---------- 抽出データ ----------
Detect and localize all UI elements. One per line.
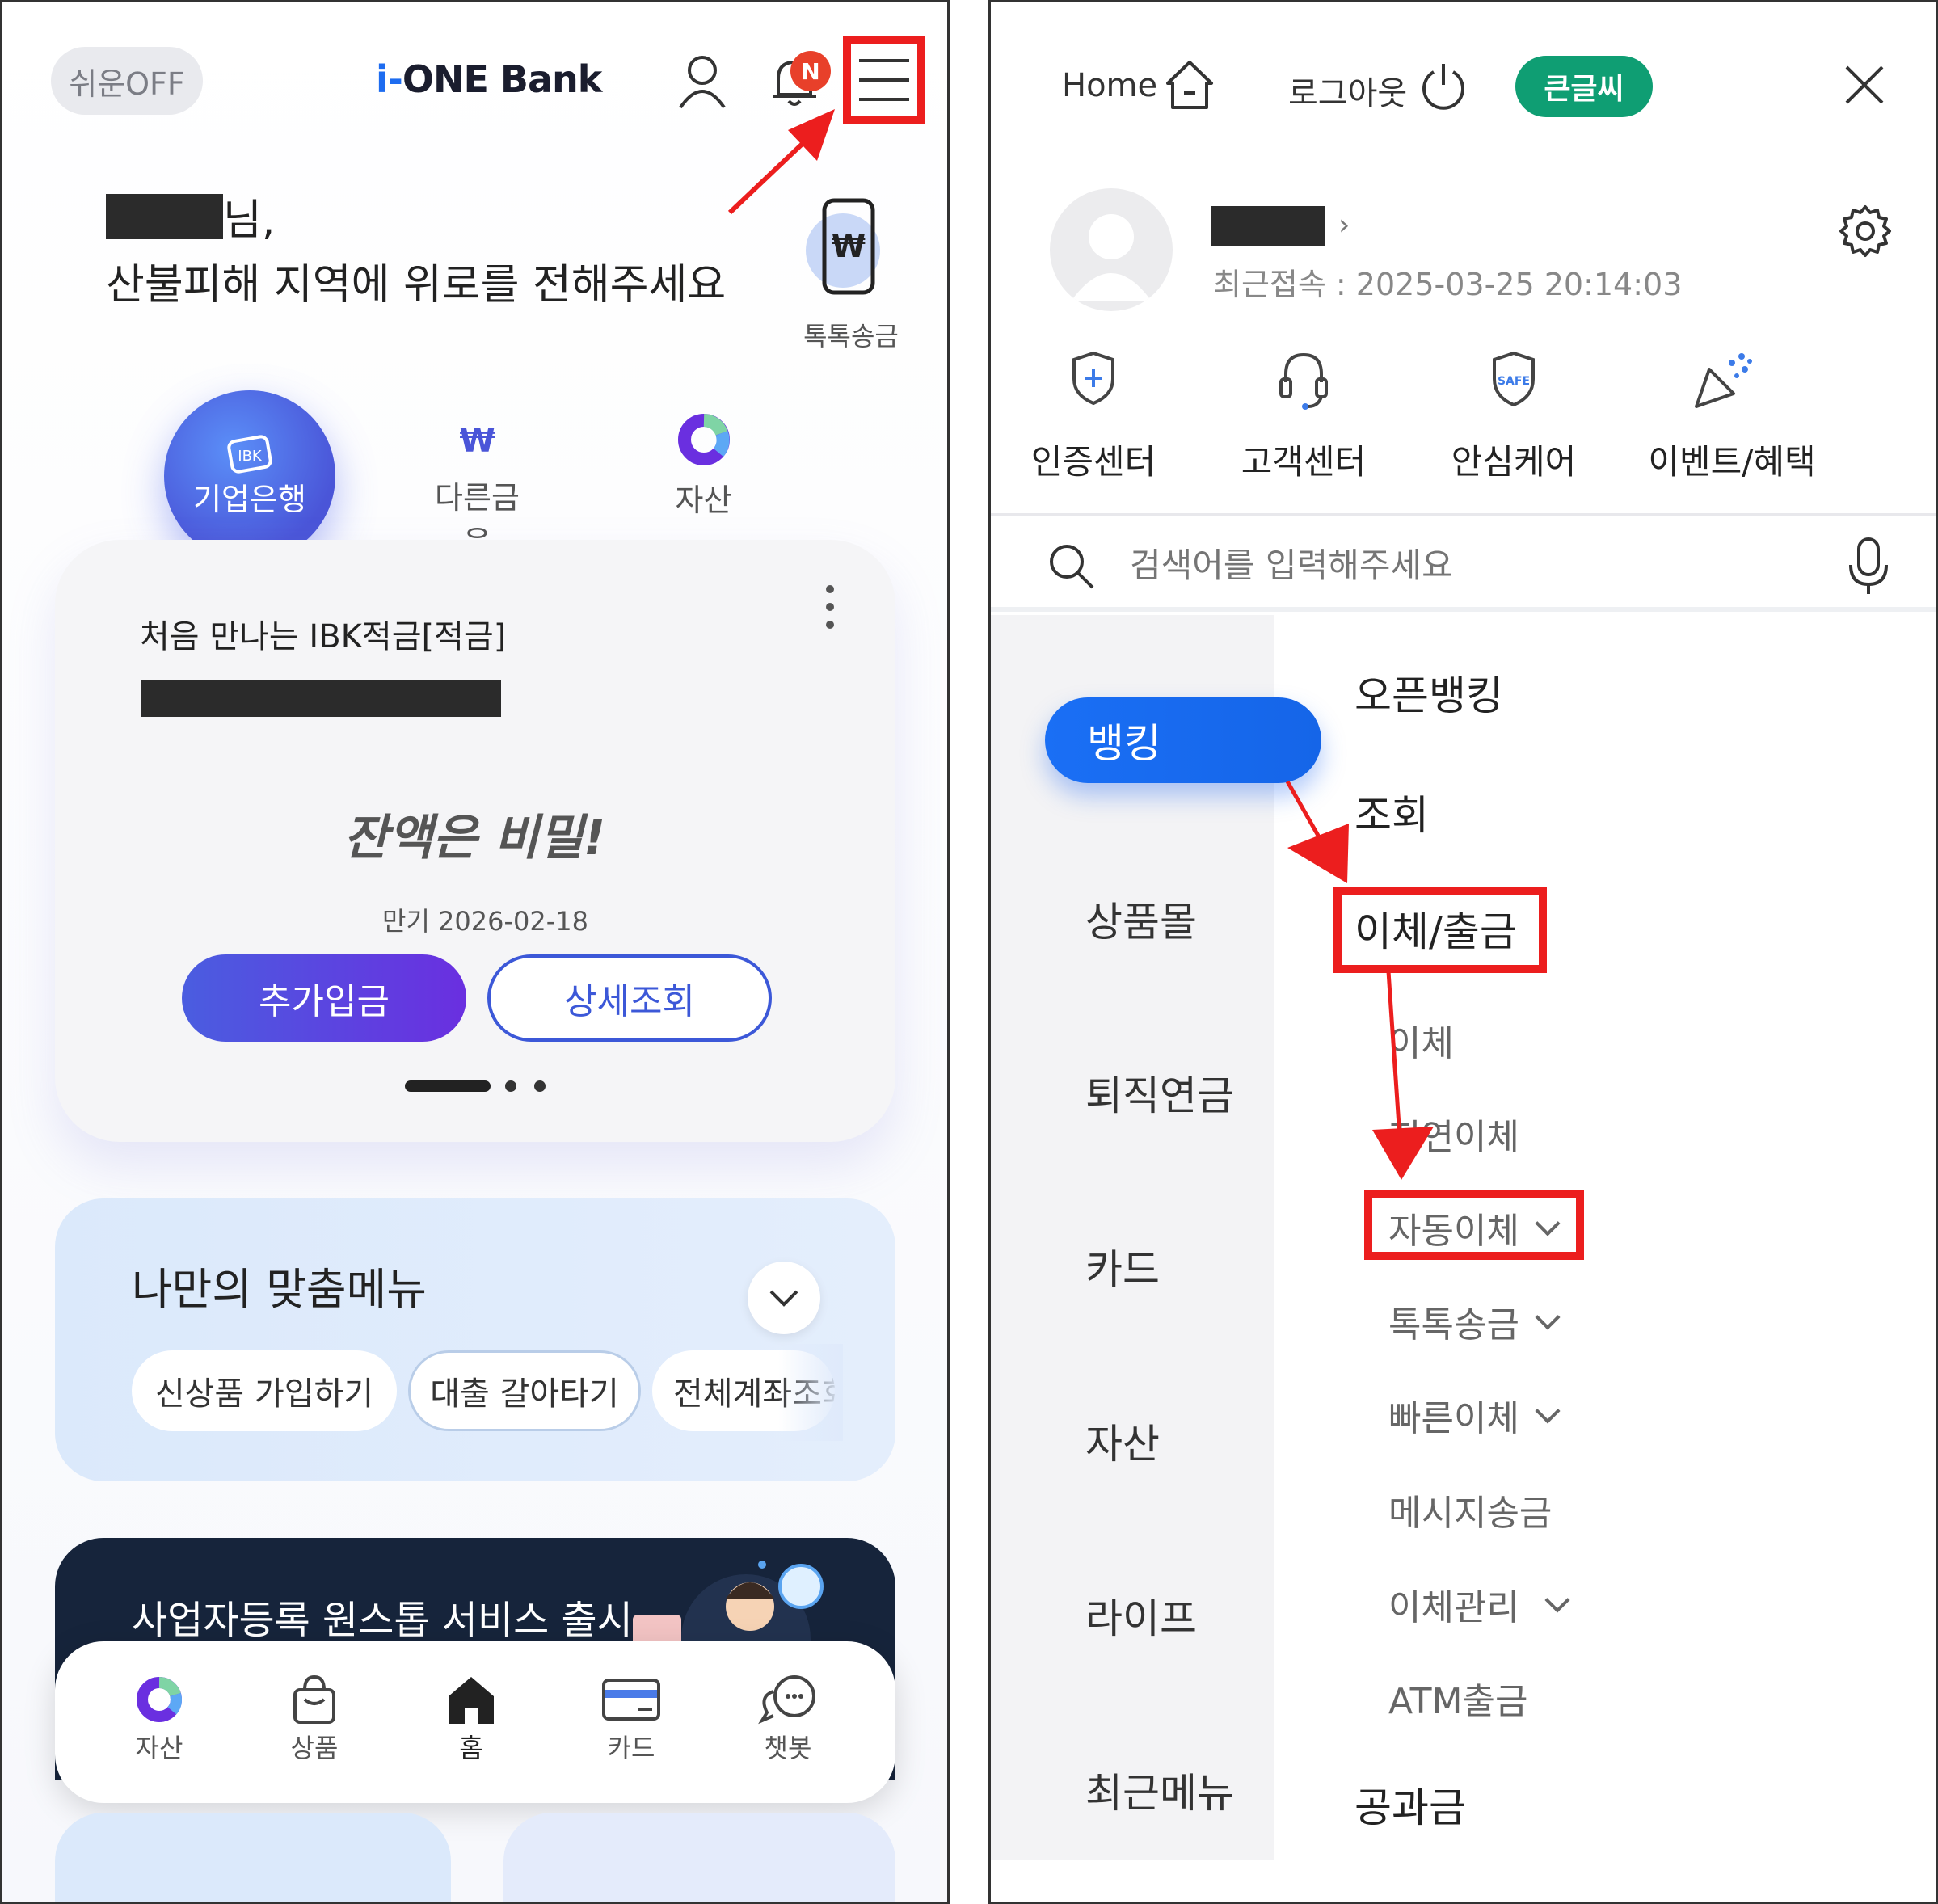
nav-home-icon[interactable] (415, 1671, 528, 1728)
nav-assets-icon[interactable] (103, 1671, 216, 1728)
power-icon[interactable] (1419, 61, 1468, 111)
won-icon: ₩ (459, 423, 495, 460)
avatar (1050, 188, 1173, 311)
category-card[interactable]: 카드 (1085, 1237, 1160, 1295)
tab-ibk[interactable]: IBK 기업은행 (164, 390, 335, 562)
redacted-name (106, 194, 223, 239)
logout-link[interactable]: 로그아웃 (1288, 67, 1407, 114)
svg-text:IBK: IBK (238, 448, 263, 465)
toktok-label: 톡톡송금 (803, 321, 899, 352)
close-icon[interactable] (1843, 64, 1885, 106)
auto-transfer-highlight-box (1364, 1190, 1584, 1260)
bottom-card[interactable] (503, 1813, 895, 1902)
submenu-atm-withdraw[interactable]: ATM출금 (1388, 1672, 1527, 1724)
custom-menu-title: 나만의 맞춤메뉴 (132, 1264, 427, 1315)
bottom-card[interactable] (55, 1813, 451, 1902)
submenu-transfer-manage[interactable]: 이체관리 (1388, 1578, 1570, 1630)
search-icon[interactable] (1047, 542, 1096, 591)
svg-text:₩: ₩ (832, 229, 866, 264)
chevron-down-icon (1544, 1587, 1570, 1613)
nav-home-label: 홈 (459, 1733, 483, 1763)
category-recent[interactable]: 최근메뉴 (1085, 1761, 1234, 1819)
carousel-dot[interactable] (534, 1080, 546, 1092)
category-banking[interactable]: 뱅킹 (1045, 697, 1321, 783)
custom-menu-section (55, 1198, 895, 1481)
profile-chevron-icon[interactable]: › (1338, 209, 1350, 242)
carousel-dot-active[interactable] (405, 1080, 491, 1092)
banner-illustration-icon (633, 1561, 824, 1647)
nav-shopping-bag-icon[interactable] (258, 1671, 371, 1728)
last-access: 최근접속 : 2025-03-25 20:14:03 (1213, 267, 1683, 302)
greeting: 님, 산불피해 지역에 위로를 전해주세요 (106, 188, 726, 318)
home-link[interactable]: Home (1062, 67, 1157, 104)
right-screen-menu: Home 로그아웃 큰글씨 › 최근접속 : 2025-03-25 20:14:… (988, 0, 1938, 1904)
chevron-down-icon (1535, 1304, 1561, 1330)
chevron-down-icon (1535, 1398, 1561, 1424)
event-benefit-label[interactable]: 이벤트/혜택 (1635, 435, 1829, 484)
nav-chatbot-label: 챗봇 (764, 1733, 812, 1763)
safe-care-label[interactable]: 안심케어 (1425, 435, 1603, 484)
redacted-username (1211, 206, 1325, 246)
nav-card-label: 카드 (607, 1733, 655, 1763)
big-font-toggle[interactable]: 큰글씨 (1515, 56, 1653, 117)
submenu-utility[interactable]: 공과금 (1354, 1776, 1466, 1834)
hamburger-menu-icon[interactable] (857, 57, 911, 106)
banner-text: 사업자등록 원스톱 서비스 출시 (132, 1598, 633, 1643)
app-logo: i-ONE Bank (376, 57, 602, 101)
phone-won-icon[interactable]: ₩ (798, 192, 895, 309)
microphone-icon[interactable] (1847, 536, 1890, 597)
transfer-highlight-box (1333, 887, 1547, 973)
carousel-dot[interactable] (505, 1080, 516, 1092)
submenu-open-banking[interactable]: 오픈뱅킹 (1354, 663, 1503, 722)
detail-view-button[interactable]: 상세조회 (487, 954, 772, 1042)
category-products[interactable]: 상품몰 (1085, 890, 1197, 948)
product-name: 처음 만나는 IBK적금[적금] (140, 618, 507, 655)
add-deposit-button[interactable]: 추가입금 (182, 954, 466, 1042)
expand-chevron-icon[interactable] (748, 1262, 820, 1334)
gear-icon[interactable] (1837, 203, 1894, 259)
tab-assets[interactable]: 자산 (657, 411, 750, 520)
auth-center-label[interactable]: 인증센터 (1005, 435, 1182, 484)
shield-plus-icon[interactable] (1005, 350, 1182, 415)
red-arrow-icon (1285, 780, 1349, 883)
balance-hidden-text: 잔액은 비밀! (343, 810, 606, 866)
nav-products-label: 상품 (290, 1733, 339, 1763)
submenu-message-transfer[interactable]: 메시지송금 (1388, 1484, 1552, 1535)
left-screen: 쉬운OFF i-ONE Bank N 님, 산불피해 지역에 위로를 전해주세요… (0, 0, 950, 1904)
chip-loan-switch[interactable]: 대출 갈아타기 (408, 1350, 641, 1431)
redacted-account-number (141, 680, 501, 717)
chip-new-product[interactable]: 신상품 가입하기 (132, 1350, 397, 1431)
party-popper-icon[interactable] (1635, 350, 1813, 415)
more-options-icon[interactable] (825, 584, 835, 633)
category-assets[interactable]: 자산 (1085, 1412, 1160, 1470)
safe-shield-icon[interactable]: SAFE (1425, 350, 1603, 415)
home-icon[interactable] (1165, 59, 1215, 111)
submenu-toktok[interactable]: 톡톡송금 (1388, 1295, 1561, 1347)
red-arrow-icon (1372, 971, 1434, 1180)
submenu-quick-transfer[interactable]: 빠른이체 (1388, 1389, 1561, 1441)
nav-card-icon[interactable] (575, 1671, 688, 1728)
category-pension[interactable]: 퇴직연금 (1085, 1064, 1234, 1122)
maturity-date: 만기 2026-02-18 (382, 906, 589, 937)
notification-badge: N (790, 51, 831, 91)
nav-assets-label: 자산 (135, 1733, 183, 1763)
nav-chatbot-icon[interactable] (731, 1671, 845, 1728)
ibk-logo-icon: IBK (227, 434, 272, 474)
search-input[interactable] (1128, 536, 1697, 594)
headset-icon[interactable] (1215, 350, 1392, 415)
category-life[interactable]: 라이프 (1085, 1586, 1197, 1645)
customer-center-label[interactable]: 고객센터 (1215, 435, 1392, 484)
donut-chart-icon (677, 414, 730, 465)
svg-text:SAFE: SAFE (1498, 375, 1530, 388)
user-icon[interactable] (677, 53, 727, 112)
chip-fade (778, 1344, 843, 1441)
easy-mode-toggle[interactable]: 쉬운OFF (51, 47, 203, 115)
----------
◆ **指示と条件**
上の行をすべて、空行を省いて番号付きリストとして書き出してください。画像は答えに含めないでください。

◆ **作業結果**
1. Detect and localize all UI elements. One per line.
2. nav-home-icon[interactable] (415, 1671, 528, 1728)
3. nav-assets-icon[interactable] (103, 1671, 216, 1728)
4. power-icon[interactable] (1419, 61, 1468, 111)
5. won-icon: ₩ (459, 423, 495, 460)
6. avatar (1050, 188, 1173, 311)
7. category-card[interactable]: 카드 (1085, 1237, 1160, 1295)
8. tab-ibk[interactable]: IBK 기업은행 (164, 390, 335, 562)
9. redacted-name (106, 194, 223, 239)
10. logout-link[interactable]: 로그아웃 (1288, 67, 1407, 114)
11. svg-text:IBK: IBK (238, 448, 263, 465)
12. toktok-label: 톡톡송금 (803, 321, 899, 352)
13. close-icon[interactable] (1843, 64, 1885, 106)
14. auto-transfer-highlight-box (1364, 1190, 1584, 1260)
15. bottom-card[interactable] (503, 1813, 895, 1902)
16. submenu-atm-withdraw[interactable]: ATM출금 (1388, 1672, 1527, 1724)
17. custom-menu-title: 나만의 맞춤메뉴 (132, 1264, 427, 1315)
18. bottom-card[interactable] (55, 1813, 451, 1902)
19. submenu-transfer-manage[interactable]: 이체관리 (1388, 1578, 1570, 1630)
20. search-icon[interactable] (1047, 542, 1096, 591)
21. svg-text:₩: ₩ (832, 229, 866, 264)
22. chevron-down-icon (1544, 1587, 1570, 1613)
23. nav-home-label: 홈 (459, 1733, 483, 1763)
24. category-recent[interactable]: 최근메뉴 (1085, 1761, 1234, 1819)
25. carousel-dot[interactable] (534, 1080, 546, 1092)
26. category-banking[interactable]: 뱅킹 (1045, 697, 1321, 783)
27. custom-menu-section (55, 1198, 895, 1481)
28. profile-chevron-icon[interactable]: › (1338, 209, 1350, 242)
29. carousel-dot-active[interactable] (405, 1080, 491, 1092)
30. banner-illustration-icon (633, 1561, 824, 1647)
31. nav-shopping-bag-icon[interactable] (258, 1671, 371, 1728)
32. last-access: 최근접속 : 2025-03-25 20:14:03 (1213, 267, 1683, 302)
33. greeting: 님, 산불피해 지역에 위로를 전해주세요 (106, 188, 726, 318)
34. home-link[interactable]: Home (1062, 67, 1157, 104)
35. right-screen-menu: Home 로그아웃 큰글씨 › 최근접속 : 2025-03-25 20:14:… (988, 0, 1938, 1904)
36. chevron-down-icon (1535, 1304, 1561, 1330)
37. chevron-down-icon (1535, 1398, 1561, 1424)
38. event-benefit-label[interactable]: 이벤트/혜택 (1635, 435, 1829, 484)
39. nav-chatbot-label: 챗봇 (764, 1733, 812, 1763)
40. safe-care-label[interactable]: 안심케어 (1425, 435, 1603, 484)
41. redacted-username (1211, 206, 1325, 246)
42. nav-card-label: 카드 (607, 1733, 655, 1763)
43. big-font-toggle[interactable]: 큰글씨 (1515, 56, 1653, 117)
44. submenu-utility[interactable]: 공과금 (1354, 1776, 1466, 1834)
45. hamburger-menu-icon[interactable] (857, 57, 911, 106)
46. banner-text: 사업자등록 원스톱 서비스 출시 (132, 1598, 633, 1643)
47. app-logo: i-ONE Bank (376, 57, 602, 101)
48. phone-won-icon[interactable]: ₩ (798, 192, 895, 309)
49. microphone-icon[interactable] (1847, 536, 1890, 597)
50. transfer-highlight-box (1333, 887, 1547, 973)
51. carousel-dot[interactable] (505, 1080, 516, 1092)
52. submenu-open-banking[interactable]: 오픈뱅킹 (1354, 663, 1503, 722)
53. detail-view-button[interactable]: 상세조회 (487, 954, 772, 1042)
54. category-products[interactable]: 상품몰 (1085, 890, 1197, 948)
55. product-name: 처음 만나는 IBK적금[적금] (140, 618, 507, 655)
56. add-deposit-button[interactable]: 추가입금 (182, 954, 466, 1042)
57. expand-chevron-icon[interactable] (748, 1262, 820, 1334)
58. gear-icon[interactable] (1837, 203, 1894, 259)
59. tab-assets[interactable]: 자산 (657, 411, 750, 520)
60. auth-center-label[interactable]: 인증센터 (1005, 435, 1182, 484)
61. shield-plus-icon[interactable] (1005, 350, 1182, 415)
62. red-arrow-icon (1285, 780, 1349, 883)
63. balance-hidden-text: 잔액은 비밀! (343, 810, 606, 866)
64. nav-products-label: 상품 (290, 1733, 339, 1763)
65. submenu-message-transfer[interactable]: 메시지송금 (1388, 1484, 1552, 1535)
66. left-screen: 쉬운OFF i-ONE Bank N 님, 산불피해 지역에 위로를 전해주세요… (0, 0, 950, 1904)
67. chip-loan-switch[interactable]: 대출 갈아타기 (408, 1350, 641, 1431)
68. redacted-account-number (141, 680, 501, 717)
69. chip-new-product[interactable]: 신상품 가입하기 (132, 1350, 397, 1431)
70. party-popper-icon[interactable] (1635, 350, 1813, 415)
71. more-options-icon[interactable] (825, 584, 835, 633)
72. category-assets[interactable]: 자산 (1085, 1412, 1160, 1470)
73. safe-shield-icon[interactable]: SAFE (1425, 350, 1603, 415)
74. home-icon[interactable] (1165, 59, 1215, 111)
75. submenu-toktok[interactable]: 톡톡송금 (1388, 1295, 1561, 1347)
76. red-arrow-icon (1372, 971, 1434, 1180)
77. submenu-quick-transfer[interactable]: 빠른이체 (1388, 1389, 1561, 1441)
78. nav-card-icon[interactable] (575, 1671, 688, 1728)
79. category-pension[interactable]: 퇴직연금 (1085, 1064, 1234, 1122)
80. maturity-date: 만기 2026-02-18 (382, 906, 589, 937)
81. notification-badge: N (790, 51, 831, 91)
82. nav-assets-label: 자산 (135, 1733, 183, 1763)
83. nav-chatbot-icon[interactable] (731, 1671, 845, 1728)
84. ibk-logo-icon: IBK (227, 434, 272, 474)
85. search-input[interactable] (1128, 536, 1697, 594)
86. headset-icon[interactable] (1215, 350, 1392, 415)
87. category-life[interactable]: 라이프 (1085, 1586, 1197, 1645)
88. customer-center-label[interactable]: 고객센터 (1215, 435, 1392, 484)
89. donut-chart-icon (677, 414, 730, 465)
90. svg-text:SAFE: SAFE (1498, 375, 1530, 388)
91. user-icon[interactable] (677, 53, 727, 112)
92. chip-fade (778, 1344, 843, 1441)
93. easy-mode-toggle[interactable]: 쉬운OFF (51, 47, 203, 115)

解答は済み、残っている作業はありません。